» **Data excerpts**:
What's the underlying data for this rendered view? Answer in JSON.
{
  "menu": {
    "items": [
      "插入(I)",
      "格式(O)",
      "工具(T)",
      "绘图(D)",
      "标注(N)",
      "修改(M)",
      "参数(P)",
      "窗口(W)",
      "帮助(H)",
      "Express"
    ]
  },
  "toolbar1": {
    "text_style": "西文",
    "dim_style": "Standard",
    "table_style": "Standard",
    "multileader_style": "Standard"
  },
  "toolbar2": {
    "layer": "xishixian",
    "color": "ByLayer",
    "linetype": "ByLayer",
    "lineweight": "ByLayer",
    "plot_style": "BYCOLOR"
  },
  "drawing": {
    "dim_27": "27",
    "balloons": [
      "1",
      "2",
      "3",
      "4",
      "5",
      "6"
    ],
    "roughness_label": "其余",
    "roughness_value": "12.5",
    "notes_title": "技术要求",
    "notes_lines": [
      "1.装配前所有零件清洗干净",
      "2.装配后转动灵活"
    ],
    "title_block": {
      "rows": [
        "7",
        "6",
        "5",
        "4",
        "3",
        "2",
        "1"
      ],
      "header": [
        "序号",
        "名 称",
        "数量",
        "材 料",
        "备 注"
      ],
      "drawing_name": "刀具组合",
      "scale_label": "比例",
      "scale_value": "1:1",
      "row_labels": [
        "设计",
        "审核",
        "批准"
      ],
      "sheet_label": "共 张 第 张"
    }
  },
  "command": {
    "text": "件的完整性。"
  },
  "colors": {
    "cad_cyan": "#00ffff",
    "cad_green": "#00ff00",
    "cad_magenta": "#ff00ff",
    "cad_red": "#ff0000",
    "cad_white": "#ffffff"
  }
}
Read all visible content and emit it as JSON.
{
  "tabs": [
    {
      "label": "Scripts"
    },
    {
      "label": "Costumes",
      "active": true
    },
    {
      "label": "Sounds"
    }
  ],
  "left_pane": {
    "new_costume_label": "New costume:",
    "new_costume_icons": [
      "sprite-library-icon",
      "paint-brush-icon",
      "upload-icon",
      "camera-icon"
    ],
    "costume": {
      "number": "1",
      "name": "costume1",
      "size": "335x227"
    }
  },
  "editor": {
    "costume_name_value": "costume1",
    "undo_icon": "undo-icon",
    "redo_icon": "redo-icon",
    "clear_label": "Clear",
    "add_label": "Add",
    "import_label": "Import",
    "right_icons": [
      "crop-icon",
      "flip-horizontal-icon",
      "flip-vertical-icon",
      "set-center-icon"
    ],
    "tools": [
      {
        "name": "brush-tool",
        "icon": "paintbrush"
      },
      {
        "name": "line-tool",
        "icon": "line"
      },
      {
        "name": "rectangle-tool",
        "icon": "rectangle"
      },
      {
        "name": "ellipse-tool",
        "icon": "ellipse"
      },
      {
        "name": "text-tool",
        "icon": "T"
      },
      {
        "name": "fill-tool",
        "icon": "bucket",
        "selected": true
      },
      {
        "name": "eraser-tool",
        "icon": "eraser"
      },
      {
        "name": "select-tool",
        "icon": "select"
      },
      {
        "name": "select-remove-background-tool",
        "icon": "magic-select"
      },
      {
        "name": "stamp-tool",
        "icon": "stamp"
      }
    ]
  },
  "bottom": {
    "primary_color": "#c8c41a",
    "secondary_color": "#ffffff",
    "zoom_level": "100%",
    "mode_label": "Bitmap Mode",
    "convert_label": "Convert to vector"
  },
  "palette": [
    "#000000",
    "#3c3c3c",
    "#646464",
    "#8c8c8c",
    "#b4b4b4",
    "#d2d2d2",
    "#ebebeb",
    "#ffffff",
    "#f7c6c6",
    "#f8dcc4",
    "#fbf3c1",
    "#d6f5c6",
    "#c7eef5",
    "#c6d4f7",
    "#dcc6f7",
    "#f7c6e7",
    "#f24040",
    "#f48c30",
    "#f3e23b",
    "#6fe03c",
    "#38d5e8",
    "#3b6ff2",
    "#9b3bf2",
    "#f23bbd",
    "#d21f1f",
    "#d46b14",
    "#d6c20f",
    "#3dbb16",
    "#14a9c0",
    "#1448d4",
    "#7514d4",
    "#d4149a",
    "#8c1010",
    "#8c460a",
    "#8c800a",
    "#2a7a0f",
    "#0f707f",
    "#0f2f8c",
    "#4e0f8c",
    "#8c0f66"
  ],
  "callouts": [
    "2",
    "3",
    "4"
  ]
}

» **Set task**: Among the lines of the data, identify those with the word "Standard". Copy each of them.

» **The reply**:
    "dim_style": "Standard",
    "table_style": "Standard",
    "multileader_style": "Standard"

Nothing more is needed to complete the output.